**RECORDED INFORMATION**:
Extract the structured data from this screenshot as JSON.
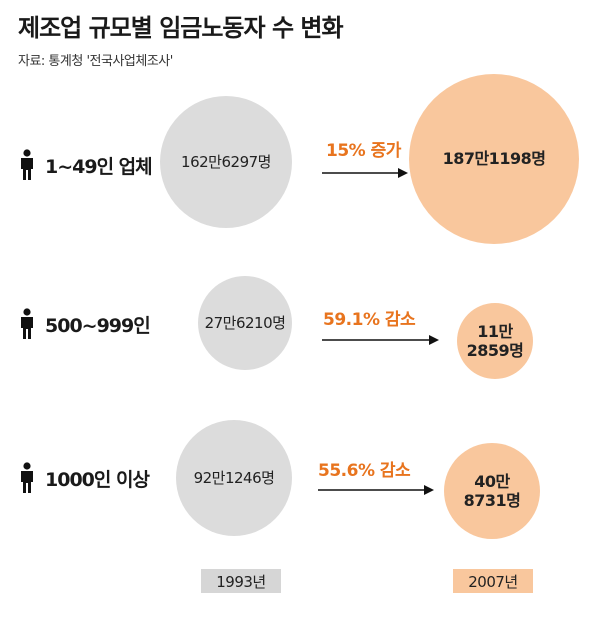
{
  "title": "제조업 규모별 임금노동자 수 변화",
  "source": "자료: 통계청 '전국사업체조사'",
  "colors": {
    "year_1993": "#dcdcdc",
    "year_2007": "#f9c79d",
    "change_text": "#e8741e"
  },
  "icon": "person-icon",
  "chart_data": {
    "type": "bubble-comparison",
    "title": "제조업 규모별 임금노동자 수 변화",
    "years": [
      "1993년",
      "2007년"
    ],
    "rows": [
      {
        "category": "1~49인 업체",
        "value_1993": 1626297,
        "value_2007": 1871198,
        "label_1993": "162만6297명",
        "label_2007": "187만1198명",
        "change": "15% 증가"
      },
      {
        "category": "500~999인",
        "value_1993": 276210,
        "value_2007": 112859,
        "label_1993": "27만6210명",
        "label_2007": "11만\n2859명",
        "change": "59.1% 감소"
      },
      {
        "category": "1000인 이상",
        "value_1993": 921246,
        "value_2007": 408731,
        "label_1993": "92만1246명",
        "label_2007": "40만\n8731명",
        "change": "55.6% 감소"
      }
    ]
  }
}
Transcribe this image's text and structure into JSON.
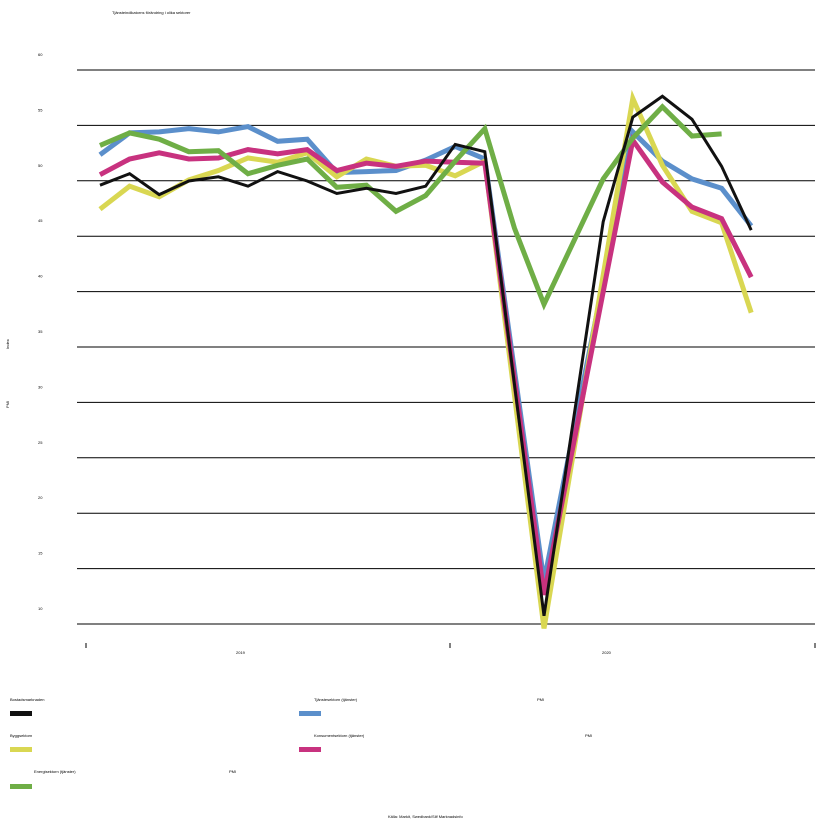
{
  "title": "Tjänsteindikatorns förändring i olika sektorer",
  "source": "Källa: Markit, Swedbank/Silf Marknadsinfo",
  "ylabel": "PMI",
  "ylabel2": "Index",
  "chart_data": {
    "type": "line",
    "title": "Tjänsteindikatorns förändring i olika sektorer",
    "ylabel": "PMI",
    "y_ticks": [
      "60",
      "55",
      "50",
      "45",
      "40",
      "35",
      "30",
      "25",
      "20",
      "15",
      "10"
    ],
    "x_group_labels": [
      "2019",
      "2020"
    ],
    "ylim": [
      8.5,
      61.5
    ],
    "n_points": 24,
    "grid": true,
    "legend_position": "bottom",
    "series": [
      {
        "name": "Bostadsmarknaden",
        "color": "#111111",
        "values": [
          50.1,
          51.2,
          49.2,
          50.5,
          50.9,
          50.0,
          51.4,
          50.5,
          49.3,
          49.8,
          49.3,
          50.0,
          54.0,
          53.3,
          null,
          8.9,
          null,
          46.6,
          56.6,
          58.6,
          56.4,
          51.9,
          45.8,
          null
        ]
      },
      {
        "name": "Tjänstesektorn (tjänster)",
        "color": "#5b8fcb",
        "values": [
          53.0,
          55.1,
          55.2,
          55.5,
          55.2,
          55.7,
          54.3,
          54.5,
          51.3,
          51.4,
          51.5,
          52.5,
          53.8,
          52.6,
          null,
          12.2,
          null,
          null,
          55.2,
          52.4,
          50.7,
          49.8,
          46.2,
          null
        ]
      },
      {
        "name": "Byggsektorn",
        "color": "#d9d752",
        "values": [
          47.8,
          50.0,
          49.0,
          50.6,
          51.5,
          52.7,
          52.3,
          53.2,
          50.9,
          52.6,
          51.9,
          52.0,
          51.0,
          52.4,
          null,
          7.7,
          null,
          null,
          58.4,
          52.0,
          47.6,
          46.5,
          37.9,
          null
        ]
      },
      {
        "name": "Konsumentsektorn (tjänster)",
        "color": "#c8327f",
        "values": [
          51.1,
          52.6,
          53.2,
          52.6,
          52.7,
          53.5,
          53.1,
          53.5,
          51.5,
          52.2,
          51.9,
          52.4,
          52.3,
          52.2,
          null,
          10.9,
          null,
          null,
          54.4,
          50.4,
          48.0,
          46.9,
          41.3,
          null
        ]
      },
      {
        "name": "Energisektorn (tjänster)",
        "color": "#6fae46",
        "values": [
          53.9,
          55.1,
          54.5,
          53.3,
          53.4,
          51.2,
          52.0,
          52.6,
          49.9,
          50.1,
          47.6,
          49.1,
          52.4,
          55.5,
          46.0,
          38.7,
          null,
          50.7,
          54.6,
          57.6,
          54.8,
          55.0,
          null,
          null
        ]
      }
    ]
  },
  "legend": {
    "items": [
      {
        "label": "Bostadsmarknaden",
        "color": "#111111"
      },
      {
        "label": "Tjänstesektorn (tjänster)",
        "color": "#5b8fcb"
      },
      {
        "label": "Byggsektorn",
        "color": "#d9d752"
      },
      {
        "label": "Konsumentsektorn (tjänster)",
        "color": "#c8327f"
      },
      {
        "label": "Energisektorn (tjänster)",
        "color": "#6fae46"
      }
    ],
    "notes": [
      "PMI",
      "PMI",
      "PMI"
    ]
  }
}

**TASK DIRECTIONS**: All of the records above must be copied exactly, except for the pictures.

**ANSWER**:
Extract the structured data from this screenshot as JSON.
{
  "title": "제조업 규모별 임금노동자 수 변화",
  "source": "자료: 통계청 '전국사업체조사'",
  "colors": {
    "year_1993": "#dcdcdc",
    "year_2007": "#f9c79d",
    "change_text": "#e8741e"
  },
  "icon": "person-icon",
  "chart_data": {
    "type": "bubble-comparison",
    "title": "제조업 규모별 임금노동자 수 변화",
    "years": [
      "1993년",
      "2007년"
    ],
    "rows": [
      {
        "category": "1~49인 업체",
        "value_1993": 1626297,
        "value_2007": 1871198,
        "label_1993": "162만6297명",
        "label_2007": "187만1198명",
        "change": "15% 증가"
      },
      {
        "category": "500~999인",
        "value_1993": 276210,
        "value_2007": 112859,
        "label_1993": "27만6210명",
        "label_2007": "11만\n2859명",
        "change": "59.1% 감소"
      },
      {
        "category": "1000인 이상",
        "value_1993": 921246,
        "value_2007": 408731,
        "label_1993": "92만1246명",
        "label_2007": "40만\n8731명",
        "change": "55.6% 감소"
      }
    ]
  }
}
Transcribe this image's text and structure into JSON.
{
  "title": "Tjänsteindikatorns förändring i olika sektorer",
  "source": "Källa: Markit, Swedbank/Silf Marknadsinfo",
  "ylabel": "PMI",
  "ylabel2": "Index",
  "chart_data": {
    "type": "line",
    "title": "Tjänsteindikatorns förändring i olika sektorer",
    "ylabel": "PMI",
    "y_ticks": [
      "60",
      "55",
      "50",
      "45",
      "40",
      "35",
      "30",
      "25",
      "20",
      "15",
      "10"
    ],
    "x_group_labels": [
      "2019",
      "2020"
    ],
    "ylim": [
      8.5,
      61.5
    ],
    "n_points": 24,
    "grid": true,
    "legend_position": "bottom",
    "series": [
      {
        "name": "Bostadsmarknaden",
        "color": "#111111",
        "values": [
          50.1,
          51.2,
          49.2,
          50.5,
          50.9,
          50.0,
          51.4,
          50.5,
          49.3,
          49.8,
          49.3,
          50.0,
          54.0,
          53.3,
          null,
          8.9,
          null,
          46.6,
          56.6,
          58.6,
          56.4,
          51.9,
          45.8,
          null
        ]
      },
      {
        "name": "Tjänstesektorn (tjänster)",
        "color": "#5b8fcb",
        "values": [
          53.0,
          55.1,
          55.2,
          55.5,
          55.2,
          55.7,
          54.3,
          54.5,
          51.3,
          51.4,
          51.5,
          52.5,
          53.8,
          52.6,
          null,
          12.2,
          null,
          null,
          55.2,
          52.4,
          50.7,
          49.8,
          46.2,
          null
        ]
      },
      {
        "name": "Byggsektorn",
        "color": "#d9d752",
        "values": [
          47.8,
          50.0,
          49.0,
          50.6,
          51.5,
          52.7,
          52.3,
          53.2,
          50.9,
          52.6,
          51.9,
          52.0,
          51.0,
          52.4,
          null,
          7.7,
          null,
          null,
          58.4,
          52.0,
          47.6,
          46.5,
          37.9,
          null
        ]
      },
      {
        "name": "Konsumentsektorn (tjänster)",
        "color": "#c8327f",
        "values": [
          51.1,
          52.6,
          53.2,
          52.6,
          52.7,
          53.5,
          53.1,
          53.5,
          51.5,
          52.2,
          51.9,
          52.4,
          52.3,
          52.2,
          null,
          10.9,
          null,
          null,
          54.4,
          50.4,
          48.0,
          46.9,
          41.3,
          null
        ]
      },
      {
        "name": "Energisektorn (tjänster)",
        "color": "#6fae46",
        "values": [
          53.9,
          55.1,
          54.5,
          53.3,
          53.4,
          51.2,
          52.0,
          52.6,
          49.9,
          50.1,
          47.6,
          49.1,
          52.4,
          55.5,
          46.0,
          38.7,
          null,
          50.7,
          54.6,
          57.6,
          54.8,
          55.0,
          null,
          null
        ]
      }
    ]
  },
  "legend": {
    "items": [
      {
        "label": "Bostadsmarknaden",
        "color": "#111111"
      },
      {
        "label": "Tjänstesektorn (tjänster)",
        "color": "#5b8fcb"
      },
      {
        "label": "Byggsektorn",
        "color": "#d9d752"
      },
      {
        "label": "Konsumentsektorn (tjänster)",
        "color": "#c8327f"
      },
      {
        "label": "Energisektorn (tjänster)",
        "color": "#6fae46"
      }
    ],
    "notes": [
      "PMI",
      "PMI",
      "PMI"
    ]
  }
}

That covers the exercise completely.